# DATASET ENTRIES
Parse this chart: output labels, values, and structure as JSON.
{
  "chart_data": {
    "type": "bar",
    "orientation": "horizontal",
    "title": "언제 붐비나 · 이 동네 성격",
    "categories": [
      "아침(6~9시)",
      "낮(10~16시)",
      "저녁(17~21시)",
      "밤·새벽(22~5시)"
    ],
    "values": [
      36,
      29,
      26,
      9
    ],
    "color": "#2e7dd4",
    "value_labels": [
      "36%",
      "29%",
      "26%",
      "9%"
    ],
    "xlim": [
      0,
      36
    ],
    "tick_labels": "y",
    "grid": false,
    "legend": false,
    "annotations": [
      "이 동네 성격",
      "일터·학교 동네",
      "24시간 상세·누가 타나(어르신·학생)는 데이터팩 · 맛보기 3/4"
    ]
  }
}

---

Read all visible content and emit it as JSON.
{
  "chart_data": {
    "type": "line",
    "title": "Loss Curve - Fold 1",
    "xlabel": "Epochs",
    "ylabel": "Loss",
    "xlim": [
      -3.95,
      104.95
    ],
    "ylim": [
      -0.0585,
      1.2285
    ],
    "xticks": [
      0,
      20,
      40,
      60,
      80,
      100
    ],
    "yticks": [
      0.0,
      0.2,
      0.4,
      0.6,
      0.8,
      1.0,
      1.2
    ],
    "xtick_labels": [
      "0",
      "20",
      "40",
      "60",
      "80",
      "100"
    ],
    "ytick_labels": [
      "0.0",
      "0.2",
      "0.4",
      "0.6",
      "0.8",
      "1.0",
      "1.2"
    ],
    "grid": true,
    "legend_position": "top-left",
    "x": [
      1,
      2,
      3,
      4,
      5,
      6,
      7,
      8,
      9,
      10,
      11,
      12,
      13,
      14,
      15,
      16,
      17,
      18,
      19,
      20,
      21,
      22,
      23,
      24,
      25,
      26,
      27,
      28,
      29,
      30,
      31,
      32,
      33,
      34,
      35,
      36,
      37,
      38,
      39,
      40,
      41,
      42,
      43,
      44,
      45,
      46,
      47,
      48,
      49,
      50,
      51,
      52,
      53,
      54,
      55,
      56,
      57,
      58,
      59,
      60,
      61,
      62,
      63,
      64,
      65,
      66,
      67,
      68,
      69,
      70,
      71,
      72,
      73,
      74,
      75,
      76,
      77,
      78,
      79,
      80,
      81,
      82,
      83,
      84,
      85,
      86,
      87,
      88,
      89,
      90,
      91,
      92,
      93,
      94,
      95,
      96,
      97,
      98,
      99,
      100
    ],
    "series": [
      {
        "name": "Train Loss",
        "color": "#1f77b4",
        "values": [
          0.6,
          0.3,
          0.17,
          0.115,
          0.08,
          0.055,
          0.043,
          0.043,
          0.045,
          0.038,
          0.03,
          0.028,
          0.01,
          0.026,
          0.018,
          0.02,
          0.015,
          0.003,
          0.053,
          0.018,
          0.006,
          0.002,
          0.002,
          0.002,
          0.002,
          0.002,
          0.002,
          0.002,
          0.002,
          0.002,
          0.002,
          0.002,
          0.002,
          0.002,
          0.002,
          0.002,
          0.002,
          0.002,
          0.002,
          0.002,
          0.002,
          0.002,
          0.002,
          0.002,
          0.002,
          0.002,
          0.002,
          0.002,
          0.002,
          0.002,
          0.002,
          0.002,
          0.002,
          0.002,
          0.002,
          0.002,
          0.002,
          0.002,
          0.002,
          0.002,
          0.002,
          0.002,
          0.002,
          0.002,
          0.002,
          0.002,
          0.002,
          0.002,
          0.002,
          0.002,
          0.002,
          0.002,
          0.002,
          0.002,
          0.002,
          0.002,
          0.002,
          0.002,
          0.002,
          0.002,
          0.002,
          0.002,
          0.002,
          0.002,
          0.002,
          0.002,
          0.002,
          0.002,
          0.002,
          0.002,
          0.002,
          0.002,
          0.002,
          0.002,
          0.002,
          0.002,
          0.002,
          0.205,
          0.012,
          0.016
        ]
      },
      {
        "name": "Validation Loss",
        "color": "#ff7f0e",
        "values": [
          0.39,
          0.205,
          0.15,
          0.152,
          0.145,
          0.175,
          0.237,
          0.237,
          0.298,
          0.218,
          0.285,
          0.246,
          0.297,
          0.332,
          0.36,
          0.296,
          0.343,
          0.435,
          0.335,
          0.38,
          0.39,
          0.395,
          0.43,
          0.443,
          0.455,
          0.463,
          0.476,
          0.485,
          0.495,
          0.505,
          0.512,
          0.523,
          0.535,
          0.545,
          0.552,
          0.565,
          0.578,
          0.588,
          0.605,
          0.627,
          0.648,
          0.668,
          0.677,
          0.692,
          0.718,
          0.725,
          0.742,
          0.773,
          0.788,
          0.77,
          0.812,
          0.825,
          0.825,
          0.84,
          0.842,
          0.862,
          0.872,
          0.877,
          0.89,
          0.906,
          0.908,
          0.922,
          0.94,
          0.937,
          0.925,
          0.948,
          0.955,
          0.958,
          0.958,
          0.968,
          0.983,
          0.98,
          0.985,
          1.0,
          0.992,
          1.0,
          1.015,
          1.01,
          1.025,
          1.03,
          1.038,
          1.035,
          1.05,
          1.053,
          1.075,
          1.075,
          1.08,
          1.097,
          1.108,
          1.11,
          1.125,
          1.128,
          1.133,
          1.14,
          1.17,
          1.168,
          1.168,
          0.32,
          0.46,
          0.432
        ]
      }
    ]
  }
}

...

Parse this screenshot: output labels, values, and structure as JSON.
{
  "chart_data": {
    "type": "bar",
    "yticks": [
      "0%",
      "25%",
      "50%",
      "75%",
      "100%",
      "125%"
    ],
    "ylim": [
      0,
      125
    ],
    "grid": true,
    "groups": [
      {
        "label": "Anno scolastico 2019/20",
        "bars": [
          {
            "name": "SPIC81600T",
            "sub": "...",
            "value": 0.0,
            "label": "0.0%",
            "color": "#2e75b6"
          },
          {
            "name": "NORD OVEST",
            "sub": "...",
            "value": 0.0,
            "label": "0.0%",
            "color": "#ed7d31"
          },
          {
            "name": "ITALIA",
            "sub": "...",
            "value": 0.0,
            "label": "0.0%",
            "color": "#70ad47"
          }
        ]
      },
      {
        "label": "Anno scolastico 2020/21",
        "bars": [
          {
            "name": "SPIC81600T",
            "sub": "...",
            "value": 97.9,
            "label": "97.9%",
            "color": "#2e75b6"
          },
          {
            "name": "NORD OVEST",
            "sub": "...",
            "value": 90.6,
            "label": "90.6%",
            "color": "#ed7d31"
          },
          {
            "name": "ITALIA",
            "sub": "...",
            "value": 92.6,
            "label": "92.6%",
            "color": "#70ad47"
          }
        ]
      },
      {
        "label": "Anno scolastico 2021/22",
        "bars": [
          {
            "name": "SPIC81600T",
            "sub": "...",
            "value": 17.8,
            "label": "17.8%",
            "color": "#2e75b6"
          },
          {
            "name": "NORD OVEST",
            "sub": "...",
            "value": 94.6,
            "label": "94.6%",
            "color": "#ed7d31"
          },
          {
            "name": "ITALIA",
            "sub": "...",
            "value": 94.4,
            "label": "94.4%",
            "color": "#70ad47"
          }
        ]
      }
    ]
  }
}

# WRITTEN TASK
Pick out all lines from the data above in which the word "scolastico" appears.

# COMPLETED EXERCISE
        "label": "Anno scolastico 2019/20",
        "label": "Anno scolastico 2020/21",
        "label": "Anno scolastico 2021/22",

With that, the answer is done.